— Start Data entries —
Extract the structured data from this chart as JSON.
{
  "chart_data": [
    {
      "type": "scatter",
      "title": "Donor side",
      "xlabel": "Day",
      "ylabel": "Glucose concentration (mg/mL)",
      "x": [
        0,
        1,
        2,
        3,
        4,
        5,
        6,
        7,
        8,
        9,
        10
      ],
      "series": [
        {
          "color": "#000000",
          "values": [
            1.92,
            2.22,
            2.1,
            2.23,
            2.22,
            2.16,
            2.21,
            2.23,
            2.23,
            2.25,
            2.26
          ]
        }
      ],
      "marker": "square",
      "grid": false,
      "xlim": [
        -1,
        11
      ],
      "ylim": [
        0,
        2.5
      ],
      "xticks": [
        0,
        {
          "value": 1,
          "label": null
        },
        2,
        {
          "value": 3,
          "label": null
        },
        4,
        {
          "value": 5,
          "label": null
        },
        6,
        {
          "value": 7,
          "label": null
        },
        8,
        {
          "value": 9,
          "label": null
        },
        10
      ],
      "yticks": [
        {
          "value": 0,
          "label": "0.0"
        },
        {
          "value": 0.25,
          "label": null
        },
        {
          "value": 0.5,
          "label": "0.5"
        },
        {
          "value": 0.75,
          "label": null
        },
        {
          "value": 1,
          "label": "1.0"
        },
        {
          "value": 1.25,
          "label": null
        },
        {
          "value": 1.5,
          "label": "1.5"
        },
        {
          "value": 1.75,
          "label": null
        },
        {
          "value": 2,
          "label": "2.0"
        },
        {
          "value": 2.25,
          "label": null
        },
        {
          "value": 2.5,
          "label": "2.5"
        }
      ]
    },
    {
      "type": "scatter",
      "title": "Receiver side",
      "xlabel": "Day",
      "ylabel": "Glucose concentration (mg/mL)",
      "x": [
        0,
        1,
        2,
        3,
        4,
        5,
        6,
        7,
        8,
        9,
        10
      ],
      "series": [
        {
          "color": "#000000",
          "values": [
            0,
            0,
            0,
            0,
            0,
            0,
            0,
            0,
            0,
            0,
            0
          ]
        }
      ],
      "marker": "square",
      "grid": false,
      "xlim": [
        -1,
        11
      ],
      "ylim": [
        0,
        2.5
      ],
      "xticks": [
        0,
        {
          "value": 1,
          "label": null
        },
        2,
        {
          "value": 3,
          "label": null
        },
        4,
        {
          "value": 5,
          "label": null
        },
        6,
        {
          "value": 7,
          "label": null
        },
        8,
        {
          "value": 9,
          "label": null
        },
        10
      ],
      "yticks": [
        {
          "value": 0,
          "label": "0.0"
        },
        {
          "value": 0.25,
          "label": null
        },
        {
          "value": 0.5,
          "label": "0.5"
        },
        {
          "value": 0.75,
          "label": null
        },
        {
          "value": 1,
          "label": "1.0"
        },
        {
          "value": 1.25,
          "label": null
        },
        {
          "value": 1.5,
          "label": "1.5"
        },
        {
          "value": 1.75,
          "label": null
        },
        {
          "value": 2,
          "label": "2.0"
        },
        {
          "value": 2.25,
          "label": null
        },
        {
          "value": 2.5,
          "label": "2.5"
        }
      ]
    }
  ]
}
— End Data entries —
> **Aim of the task**:
Copy out the full material exactly as it appears.

> **Response for this exercise**:
Extract the structured data from this chart as JSON.
{
  "chart_data": [
    {
      "type": "scatter",
      "title": "Donor side",
      "xlabel": "Day",
      "ylabel": "Glucose concentration (mg/mL)",
      "x": [
        0,
        1,
        2,
        3,
        4,
        5,
        6,
        7,
        8,
        9,
        10
      ],
      "series": [
        {
          "color": "#000000",
          "values": [
            1.92,
            2.22,
            2.1,
            2.23,
            2.22,
            2.16,
            2.21,
            2.23,
            2.23,
            2.25,
            2.26
          ]
        }
      ],
      "marker": "square",
      "grid": false,
      "xlim": [
        -1,
        11
      ],
      "ylim": [
        0,
        2.5
      ],
      "xticks": [
        0,
        {
          "value": 1,
          "label": null
        },
        2,
        {
          "value": 3,
          "label": null
        },
        4,
        {
          "value": 5,
          "label": null
        },
        6,
        {
          "value": 7,
          "label": null
        },
        8,
        {
          "value": 9,
          "label": null
        },
        10
      ],
      "yticks": [
        {
          "value": 0,
          "label": "0.0"
        },
        {
          "value": 0.25,
          "label": null
        },
        {
          "value": 0.5,
          "label": "0.5"
        },
        {
          "value": 0.75,
          "label": null
        },
        {
          "value": 1,
          "label": "1.0"
        },
        {
          "value": 1.25,
          "label": null
        },
        {
          "value": 1.5,
          "label": "1.5"
        },
        {
          "value": 1.75,
          "label": null
        },
        {
          "value": 2,
          "label": "2.0"
        },
        {
          "value": 2.25,
          "label": null
        },
        {
          "value": 2.5,
          "label": "2.5"
        }
      ]
    },
    {
      "type": "scatter",
      "title": "Receiver side",
      "xlabel": "Day",
      "ylabel": "Glucose concentration (mg/mL)",
      "x": [
        0,
        1,
        2,
        3,
        4,
        5,
        6,
        7,
        8,
        9,
        10
      ],
      "series": [
        {
          "color": "#000000",
          "values": [
            0,
            0,
            0,
            0,
            0,
            0,
            0,
            0,
            0,
            0,
            0
          ]
        }
      ],
      "marker": "square",
      "grid": false,
      "xlim": [
        -1,
        11
      ],
      "ylim": [
        0,
        2.5
      ],
      "xticks": [
        0,
        {
          "value": 1,
          "label": null
        },
        2,
        {
          "value": 3,
          "label": null
        },
        4,
        {
          "value": 5,
          "label": null
        },
        6,
        {
          "value": 7,
          "label": null
        },
        8,
        {
          "value": 9,
          "label": null
        },
        10
      ],
      "yticks": [
        {
          "value": 0,
          "label": "0.0"
        },
        {
          "value": 0.25,
          "label": null
        },
        {
          "value": 0.5,
          "label": "0.5"
        },
        {
          "value": 0.75,
          "label": null
        },
        {
          "value": 1,
          "label": "1.0"
        },
        {
          "value": 1.25,
          "label": null
        },
        {
          "value": 1.5,
          "label": "1.5"
        },
        {
          "value": 1.75,
          "label": null
        },
        {
          "value": 2,
          "label": "2.0"
        },
        {
          "value": 2.25,
          "label": null
        },
        {
          "value": 2.5,
          "label": "2.5"
        }
      ]
    }
  ]
}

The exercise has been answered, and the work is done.